Work to do – Leaving out the pictures, transcribe all of the records faithfully.

═══ Dataset entries

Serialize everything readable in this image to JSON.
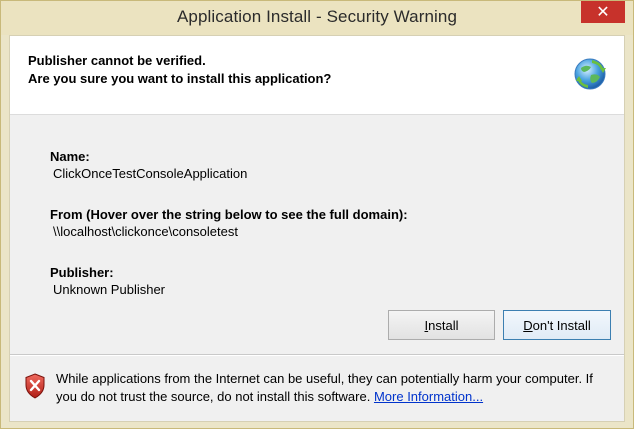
{
  "window": {
    "title": "Application Install - Security Warning",
    "close_label": "✕"
  },
  "banner": {
    "line1": "Publisher cannot be verified.",
    "line2": "Are you sure you want to install this application?",
    "icon": "globe-install-icon"
  },
  "details": {
    "name_label": "Name:",
    "name_value": "ClickOnceTestConsoleApplication",
    "from_label": "From (Hover over the string below to see the full domain):",
    "from_value": "\\\\localhost\\clickonce\\consoletest",
    "publisher_label": "Publisher:",
    "publisher_value": "Unknown Publisher"
  },
  "buttons": {
    "install_first": "I",
    "install_rest": "nstall",
    "dont_first": "D",
    "dont_rest": "on't Install"
  },
  "warning": {
    "icon": "shield-x-icon",
    "text": "While applications from the Internet can be useful, they can potentially harm your computer. If you do not trust the source, do not install this software.",
    "link": "More Information..."
  },
  "colors": {
    "close_button": "#c7322b",
    "titlebar": "#ebe3c0",
    "link": "#0033cc",
    "default_button_border": "#3c7fb1"
  }
}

══════

Finished exercise –
Serialize everything readable in this image to JSON.
{
  "window": {
    "title": "Application Install - Security Warning",
    "close_label": "✕"
  },
  "banner": {
    "line1": "Publisher cannot be verified.",
    "line2": "Are you sure you want to install this application?",
    "icon": "globe-install-icon"
  },
  "details": {
    "name_label": "Name:",
    "name_value": "ClickOnceTestConsoleApplication",
    "from_label": "From (Hover over the string below to see the full domain):",
    "from_value": "\\\\localhost\\clickonce\\consoletest",
    "publisher_label": "Publisher:",
    "publisher_value": "Unknown Publisher"
  },
  "buttons": {
    "install_first": "I",
    "install_rest": "nstall",
    "dont_first": "D",
    "dont_rest": "on't Install"
  },
  "warning": {
    "icon": "shield-x-icon",
    "text": "While applications from the Internet can be useful, they can potentially harm your computer. If you do not trust the source, do not install this software.",
    "link": "More Information..."
  },
  "colors": {
    "close_button": "#c7322b",
    "titlebar": "#ebe3c0",
    "link": "#0033cc",
    "default_button_border": "#3c7fb1"
  }
}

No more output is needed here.